- _To be done_:
List, from the lines below, each one with "text" in it.

** Begin Records **

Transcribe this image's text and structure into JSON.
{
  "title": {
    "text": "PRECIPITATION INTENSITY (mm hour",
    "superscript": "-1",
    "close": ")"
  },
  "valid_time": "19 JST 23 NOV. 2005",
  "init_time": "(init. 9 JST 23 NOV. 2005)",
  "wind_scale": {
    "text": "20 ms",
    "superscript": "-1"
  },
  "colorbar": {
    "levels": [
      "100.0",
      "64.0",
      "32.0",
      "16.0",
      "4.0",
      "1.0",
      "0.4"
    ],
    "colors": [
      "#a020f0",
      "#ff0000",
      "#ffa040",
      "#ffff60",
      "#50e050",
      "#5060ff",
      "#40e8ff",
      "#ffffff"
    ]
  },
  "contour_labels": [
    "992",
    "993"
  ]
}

** End Records **

- _The reply_:
Transcribe this image's text and structure into JSON.
    "text": "PRECIPITATION INTENSITY (mm hour",
    "text": "20 ms",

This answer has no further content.